== Zitierter Textauszug ==
TU intern - Mai 2000 - Menschen
Neugier auf das Laboratorium Großstadt
Im Januar dieses Jahres hat Uwe-Jens Walther, Jahrgang 1948, die
Professur für Stadt- und Regionalsoziologie am Institut für Sozialwissenschaften
der TU Berlin übernommen. Zuvor hat er zwölf Jahre in
der Forschungsabteilung des Bundesamtes für Bauwesen und Raumordnung
in Bonn gearbeitet. "Nach einem Jahrzehnt Forschungsmanagement
wurde es Zeit, an die Universität zurückzukehren und
wieder mehr selbst zu forschen", freut sich der Neuberufene.
Den Stadtsoziologen reizt das "Laboratorium Großstadt"
direkt vor der Tür.

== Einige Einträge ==
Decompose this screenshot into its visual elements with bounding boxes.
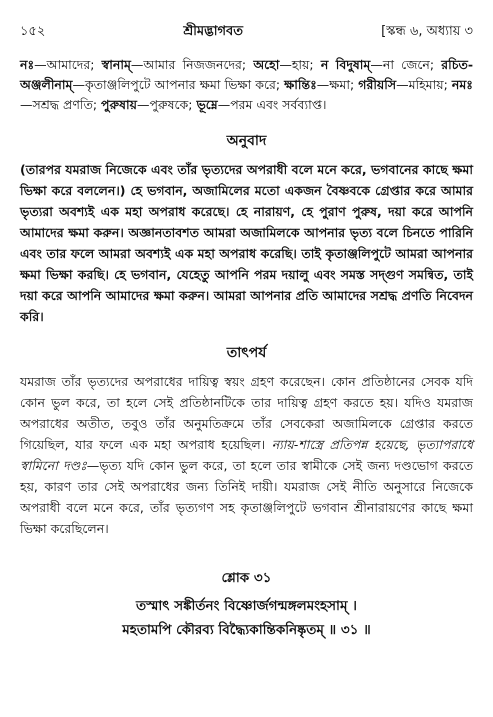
synonym-meaning: পরম এবং সর্বব্যাপ্ত। <box>230 97 327 112</box>
synonym-word: পুরুষায় <box>101 97 137 112</box>
synonym-meaning: আমাদের; <box>46 57 95 72</box>
synonym-word: নমঃ <box>451 77 473 92</box>
synonym-word: নঃ <box>20 57 35 72</box>
sloka-line-2: মহতামপি কৌরব্য বিদ্ধ্যৈকান্তিকনিষ্কৃতম্ ॥ ৩১ ॥ <box>122 622 371 638</box>
purport-heading: তাৎপর্য <box>226 345 267 361</box>
translation-heading: অনুবাদ <box>226 133 267 149</box>
sloka-line-1: তস্মাৎ সঙ্কীর্তনং বিষ্ণোর্জগন্মঙ্গলমংহসাম্ । <box>136 598 357 614</box>
word-for-word-synonyms: নঃ—আমাদের; স্বানাম্—আমার নিজজনদের; অহো—হায়; ন বিদুষাম্—না জেনে; রচিত-অঞ্জলীনাম্—কৃতাঞ্জলিপুটে আপনার ক্ষমা ভিক্ষা করে; ক্ষান্তিঃ—ক্ষমা; গরীয়সি—মহিমায়; নমঃ—সশ্রদ্ধ প্রণতি; পুরুষায়—পুরুষকে; ভূম্নে—পরম এবং সর্বব্যাপ্ত। <box>20 57 474 112</box>
purport-part-1: যমরাজ তাঁর ভৃত্যদের অপরাধের দায়িত্ব স্বয়ং গ্রহণ করেছেন। কোন প্রতিষ্ঠানের সেবক যদি কোন ভুল করে, তা হলে সেই প্রতিষ্ঠানটিকে তার দায়িত্ব গ্রহণ করতে হয়। যদিও যমরাজ অপরাধের অতীত, তবুও তাঁর অনুমতিক্রমে তাঁর সেবকেরা অজামিলকে গ্রেপ্তার করতে গিয়েছিল, যার ফলে এক মহা অপরাধ হয়েছিল। <box>20 374 473 452</box>
synonym-word: রচিত-অঞ্জলীনাম্ <box>20 57 474 92</box>
page-header <box>20 22 473 43</box>
purport-text <box>20 371 473 539</box>
purport-part-2: —ভৃত্য যদি কোন ভুল করে, তা হলে তার স্বামীকে সেই জন্য দণ্ডভোগ করতে হয়, কারণ তার সেই অপরাধের জন্য তিনিই দায়ী। যমরাজ সেই নীতি অনুসারে নিজেকে অপরাধী বলে মনে করে, তাঁর ভৃত্যগণ সহ কৃতাঞ্জলিপুটে ভগবান শ্রীনারায়ণের কাছে ক্ষমা ভিক্ষা করেছিলেন। <box>20 458 473 536</box>
synonym-meaning: ক্ষমা; <box>329 77 355 92</box>
translation-text: (তারপর যমরাজ নিজেকে এবং তাঁর ভৃত্যদের অপরাধী বলে মনে করে, ভগবানের কাছে ক্ষমা ভিক্ষা করে বললেন।) হে ভগবান, অজামিলের মতো একজন বৈষ্ণবকে গ্রেপ্তার করে আমার ভৃত্যরা অবশ্যই এক মহা অপরাধ করেছে। হে নারায়ণ, হে পুরাণ পুরুষ, দয়া করে আপনি আমাদের ক্ষমা করুন। অজ্ঞানতাবশত আমরা অজামিলকে আপনার ভৃত্য বলে চিনতে পারিনি এবং তার ফলে আমরা অবশ্যই এক মহা অপরাধ করেছি। তাই কৃতাঞ্জলিপুটে আমরা আপনার ক্ষমা ভিক্ষা করছি। হে ভগবান, যেহেতু আপনি পরম দয়ালু এবং সমস্ত সদ্গুণ সমন্বিত, তাই দয়া করে আপনি আমাদের ক্ষমা করুন। আমরা আপনার প্রতি আমাদের সশ্রদ্ধ প্রণতি নিবেদন করি। <box>20 162 473 324</box>
synonym-meaning: না জেনে; <box>382 57 435 72</box>
synonym-word: অহো <box>253 57 280 72</box>
synonym-meaning: কৃতাঞ্জলিপুটে আপনার ক্ষমা ভিক্ষা করে; <box>84 77 281 92</box>
page-number: ১৫২ <box>20 24 46 39</box>
synonym-word: স্বানাম্ <box>101 57 131 72</box>
synonym-meaning: সশ্রদ্ধ প্রণতি; <box>32 97 98 112</box>
synonym-meaning: হায়; <box>291 57 314 72</box>
synonym-meaning: পুরুষকে; <box>149 97 193 112</box>
synonym-word: ন বিদুষাম্ <box>320 57 371 72</box>
sloka-verse <box>20 594 473 642</box>
book-title: শ্রীমদ্ভাগবত <box>183 24 243 39</box>
synonym-meaning: মহিমায়; <box>408 77 448 92</box>
synonym-word: গরীয়সি <box>358 77 397 92</box>
synonym-word: ভূম্নে <box>196 97 218 112</box>
sloka-heading: শ্লোক ৩১ <box>221 570 272 586</box>
synonym-word: ক্ষান্তিঃ <box>284 77 317 92</box>
purport-quote: ন্যায়-শাস্ত্রে প্রতিপন্ন হয়েছে, ভৃত্যাপরাধে স্বামিনো দণ্ডঃ <box>20 437 473 473</box>
chapter-reference: [স্কন্ধ ৬, অধ্যায় ৩ <box>381 24 473 39</box>
synonym-meaning: আমার নিজজনদের; <box>143 57 247 72</box>
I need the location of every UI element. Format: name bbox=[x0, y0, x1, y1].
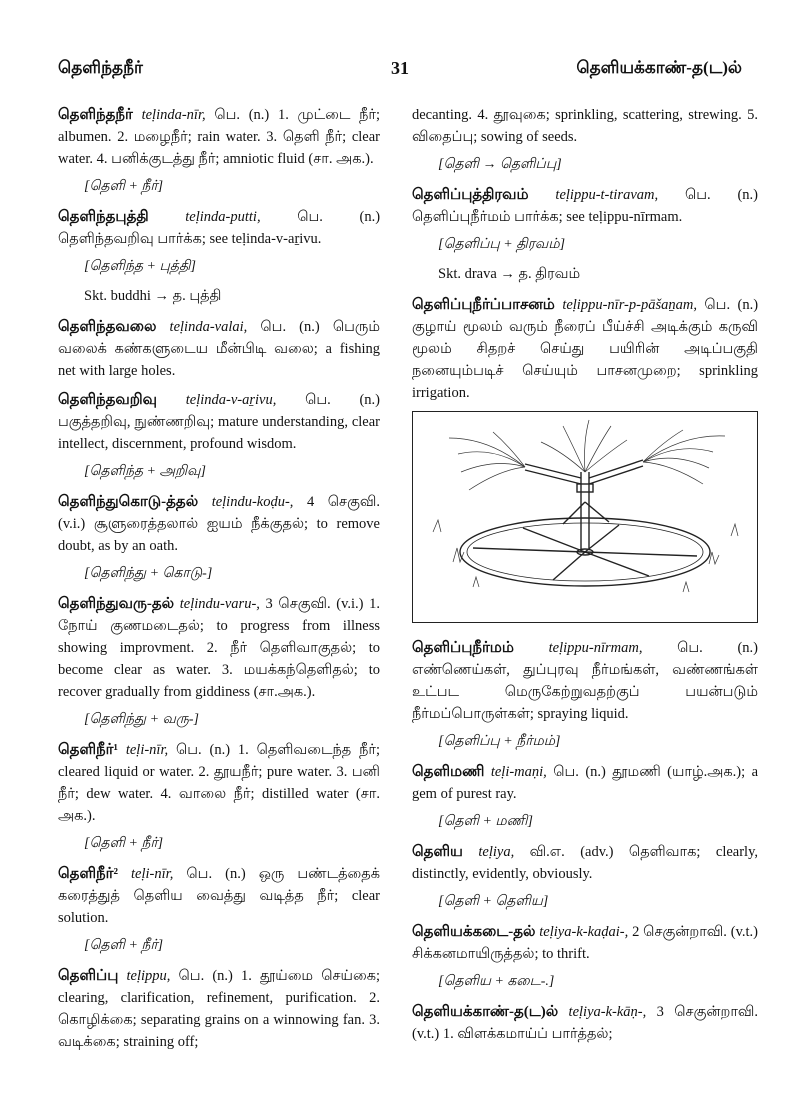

== Aufgabenstellung ==
Wie könnte der Text über Uwe-Jens Walthers Berufung an die TU Berlin nach dem Satz zum „Laboratorium Großstadt“ weitergehen? Schreibe ihn fort.

== Lösung ==
Das Wechselspiel zwischen grundlagenorientierter Forschung und
anwendungsbezogenen Fragestellungen prägte seine wissenschaftliche
Biografie. Nach einem Forschungsaufenthalt am Britischen "Centre
for Urban and Regional Studies" in Birmingham gründete
er 1978 gemeinsam mit dem Stadtsoziologen Walter Siebel die "AG
Stadtforschung" an der Universität Oldenburg.
Noch von England aus hatte er mit seinen Oldenburger Kollegen
zusammen konzeptionelle Vorarbeiten für das Stadtforschungsprogramm
der Robert-Bosch-Stiftung geleistet und dann für das Bundesbauministerium
eine Wirkungsanalyse der ersten zehn Jahre sozialwissenschaftlicher
Untersuchungen in der Stadterneuerung bearbeitet. Es folgten Forschungen
zur Informellen Ökonomie und ihrer Abhängigkeit von
der Wohnsituation in Stadt und Land für die Volkswagenstiftung
und über die Auswirkungen einer Werksschließung auf
den Arbeitsmarkt.
Ein wichtiger Bezugspunkt in Lehre und Forschung ist für
ihn die Stadtplanung. In Bonn hat er sich in der wissenschaftlichen
Politikberatung unter anderem auf den "Experimentellen Wohnungsbau"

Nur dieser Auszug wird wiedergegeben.